▸ The problem
Each record must be retyped in full. No character may differ.

....................

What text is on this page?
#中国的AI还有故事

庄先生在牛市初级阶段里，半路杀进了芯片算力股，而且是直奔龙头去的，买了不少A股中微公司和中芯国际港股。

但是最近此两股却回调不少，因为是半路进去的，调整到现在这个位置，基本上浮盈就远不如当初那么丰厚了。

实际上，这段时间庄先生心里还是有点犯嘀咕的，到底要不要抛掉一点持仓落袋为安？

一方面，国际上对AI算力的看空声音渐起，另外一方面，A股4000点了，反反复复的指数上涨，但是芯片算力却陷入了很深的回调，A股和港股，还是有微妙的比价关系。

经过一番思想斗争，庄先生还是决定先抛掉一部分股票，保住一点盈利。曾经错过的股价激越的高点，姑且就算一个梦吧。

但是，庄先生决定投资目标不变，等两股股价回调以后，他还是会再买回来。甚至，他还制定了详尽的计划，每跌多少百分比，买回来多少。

....................

▸ Solution to this exercise
What text is on this page?
#中国的AI还有故事

庄先生在牛市初级阶段里，半路杀进了芯片算力股，而且是直奔龙头去的，买了不少A股中微公司和中芯国际港股。

但是最近此两股却回调不少，因为是半路进去的，调整到现在这个位置，基本上浮盈就远不如当初那么丰厚了。

实际上，这段时间庄先生心里还是有点犯嘀咕的，到底要不要抛掉一点持仓落袋为安？

一方面，国际上对AI算力的看空声音渐起，另外一方面，A股4000点了，反反复复的指数上涨，但是芯片算力却陷入了很深的回调，A股和港股，还是有微妙的比价关系。

经过一番思想斗争，庄先生还是决定先抛掉一部分股票，保住一点盈利。曾经错过的股价激越的高点，姑且就算一个梦吧。

但是，庄先生决定投资目标不变，等两股股价回调以后，他还是会再买回来。甚至，他还制定了详尽的计划，每跌多少百分比，买回来多少。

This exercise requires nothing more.